• YOUR OBJECTIVE: Isolate every line in the data with the string "type" and copy it.

┌────────

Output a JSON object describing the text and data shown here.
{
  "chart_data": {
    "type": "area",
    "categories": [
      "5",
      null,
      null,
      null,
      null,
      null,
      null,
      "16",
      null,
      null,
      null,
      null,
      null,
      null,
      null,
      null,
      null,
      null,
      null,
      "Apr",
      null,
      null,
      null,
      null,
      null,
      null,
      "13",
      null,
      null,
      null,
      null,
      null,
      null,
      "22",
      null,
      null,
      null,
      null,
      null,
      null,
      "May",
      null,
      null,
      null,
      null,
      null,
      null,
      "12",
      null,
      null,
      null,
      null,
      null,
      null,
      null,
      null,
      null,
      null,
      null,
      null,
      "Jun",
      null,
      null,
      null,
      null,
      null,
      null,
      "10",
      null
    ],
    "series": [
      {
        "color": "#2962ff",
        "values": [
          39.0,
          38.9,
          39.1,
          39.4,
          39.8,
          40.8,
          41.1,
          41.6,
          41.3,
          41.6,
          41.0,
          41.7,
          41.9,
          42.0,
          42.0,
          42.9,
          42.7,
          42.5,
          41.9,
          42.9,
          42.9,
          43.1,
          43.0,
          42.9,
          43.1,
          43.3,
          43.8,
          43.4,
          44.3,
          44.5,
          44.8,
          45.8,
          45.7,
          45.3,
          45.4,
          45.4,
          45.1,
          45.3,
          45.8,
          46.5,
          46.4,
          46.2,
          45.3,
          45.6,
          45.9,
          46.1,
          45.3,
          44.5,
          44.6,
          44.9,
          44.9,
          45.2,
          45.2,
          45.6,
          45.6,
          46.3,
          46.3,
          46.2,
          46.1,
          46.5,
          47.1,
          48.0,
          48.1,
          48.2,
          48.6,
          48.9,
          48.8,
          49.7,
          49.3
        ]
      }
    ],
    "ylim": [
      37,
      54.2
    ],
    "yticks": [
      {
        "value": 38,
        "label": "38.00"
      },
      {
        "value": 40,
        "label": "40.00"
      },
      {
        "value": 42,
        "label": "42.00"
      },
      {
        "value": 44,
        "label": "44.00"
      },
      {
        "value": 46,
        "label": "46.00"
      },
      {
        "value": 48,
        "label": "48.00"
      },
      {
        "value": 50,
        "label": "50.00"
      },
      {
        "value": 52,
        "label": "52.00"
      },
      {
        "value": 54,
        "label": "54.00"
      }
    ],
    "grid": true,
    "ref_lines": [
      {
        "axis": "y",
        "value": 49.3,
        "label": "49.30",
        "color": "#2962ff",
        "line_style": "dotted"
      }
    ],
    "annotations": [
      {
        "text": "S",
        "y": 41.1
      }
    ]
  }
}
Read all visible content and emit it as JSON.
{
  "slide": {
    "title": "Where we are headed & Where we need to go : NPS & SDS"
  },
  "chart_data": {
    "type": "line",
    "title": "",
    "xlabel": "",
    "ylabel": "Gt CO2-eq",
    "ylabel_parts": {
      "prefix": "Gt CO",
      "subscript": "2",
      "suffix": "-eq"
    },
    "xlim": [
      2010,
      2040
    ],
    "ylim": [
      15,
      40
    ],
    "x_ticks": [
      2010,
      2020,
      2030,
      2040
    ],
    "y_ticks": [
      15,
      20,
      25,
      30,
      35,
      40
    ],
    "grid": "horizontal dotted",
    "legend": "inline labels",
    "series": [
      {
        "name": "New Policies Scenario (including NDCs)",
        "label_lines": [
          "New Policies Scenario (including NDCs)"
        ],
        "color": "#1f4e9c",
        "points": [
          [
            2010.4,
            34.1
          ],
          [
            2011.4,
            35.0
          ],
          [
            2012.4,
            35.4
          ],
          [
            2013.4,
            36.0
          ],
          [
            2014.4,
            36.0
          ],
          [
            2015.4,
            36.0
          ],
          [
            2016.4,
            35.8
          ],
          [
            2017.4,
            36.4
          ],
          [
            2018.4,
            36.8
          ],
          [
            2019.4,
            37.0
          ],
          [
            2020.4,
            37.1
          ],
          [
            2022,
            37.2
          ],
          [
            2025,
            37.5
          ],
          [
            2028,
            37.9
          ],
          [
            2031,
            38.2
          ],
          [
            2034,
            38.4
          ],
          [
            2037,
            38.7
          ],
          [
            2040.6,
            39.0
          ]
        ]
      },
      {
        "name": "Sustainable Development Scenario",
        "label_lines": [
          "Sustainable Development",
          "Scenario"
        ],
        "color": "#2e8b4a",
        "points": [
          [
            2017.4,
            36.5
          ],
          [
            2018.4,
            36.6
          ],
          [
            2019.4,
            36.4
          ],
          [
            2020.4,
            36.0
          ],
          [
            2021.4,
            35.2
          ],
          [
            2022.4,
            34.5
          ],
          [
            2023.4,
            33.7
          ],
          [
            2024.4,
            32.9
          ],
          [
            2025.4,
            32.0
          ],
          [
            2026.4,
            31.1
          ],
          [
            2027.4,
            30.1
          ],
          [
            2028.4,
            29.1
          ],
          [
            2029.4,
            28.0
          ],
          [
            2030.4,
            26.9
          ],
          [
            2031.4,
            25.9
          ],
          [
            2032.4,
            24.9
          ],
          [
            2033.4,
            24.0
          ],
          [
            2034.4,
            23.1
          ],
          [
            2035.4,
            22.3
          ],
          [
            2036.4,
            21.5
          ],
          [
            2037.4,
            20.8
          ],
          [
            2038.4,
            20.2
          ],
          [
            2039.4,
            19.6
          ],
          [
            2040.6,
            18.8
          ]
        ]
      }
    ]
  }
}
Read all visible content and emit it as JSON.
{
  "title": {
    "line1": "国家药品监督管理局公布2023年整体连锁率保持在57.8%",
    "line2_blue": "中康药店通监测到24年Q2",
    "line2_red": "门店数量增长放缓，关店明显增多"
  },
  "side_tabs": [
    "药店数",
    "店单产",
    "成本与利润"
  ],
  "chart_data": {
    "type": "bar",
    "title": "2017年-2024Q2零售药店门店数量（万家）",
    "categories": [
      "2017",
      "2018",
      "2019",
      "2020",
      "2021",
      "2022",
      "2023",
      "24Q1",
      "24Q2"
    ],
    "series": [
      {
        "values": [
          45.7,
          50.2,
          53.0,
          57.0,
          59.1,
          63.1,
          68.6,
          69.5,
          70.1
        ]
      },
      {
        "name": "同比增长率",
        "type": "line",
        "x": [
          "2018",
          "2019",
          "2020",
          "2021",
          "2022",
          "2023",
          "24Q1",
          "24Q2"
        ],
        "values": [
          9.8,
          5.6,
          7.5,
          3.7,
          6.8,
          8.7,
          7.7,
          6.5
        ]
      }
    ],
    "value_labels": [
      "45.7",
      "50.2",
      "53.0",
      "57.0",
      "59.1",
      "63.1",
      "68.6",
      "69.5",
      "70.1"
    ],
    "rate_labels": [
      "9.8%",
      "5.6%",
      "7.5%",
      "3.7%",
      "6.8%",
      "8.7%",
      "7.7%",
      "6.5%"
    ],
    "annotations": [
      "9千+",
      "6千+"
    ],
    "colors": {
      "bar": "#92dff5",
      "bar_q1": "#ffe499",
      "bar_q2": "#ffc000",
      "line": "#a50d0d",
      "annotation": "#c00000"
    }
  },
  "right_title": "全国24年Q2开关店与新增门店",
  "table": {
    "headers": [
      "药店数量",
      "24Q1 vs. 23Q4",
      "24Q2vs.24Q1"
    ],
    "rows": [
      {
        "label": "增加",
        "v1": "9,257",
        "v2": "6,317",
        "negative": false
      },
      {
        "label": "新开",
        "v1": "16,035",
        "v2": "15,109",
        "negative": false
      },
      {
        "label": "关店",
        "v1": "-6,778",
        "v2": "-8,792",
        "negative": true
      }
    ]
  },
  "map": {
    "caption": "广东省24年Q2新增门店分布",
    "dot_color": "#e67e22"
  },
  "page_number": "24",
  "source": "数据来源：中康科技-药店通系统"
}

└────────

• WORKED SOLUTION:
    "type": "area",
    "type": "line",
    "type": "bar",
        "type": "line",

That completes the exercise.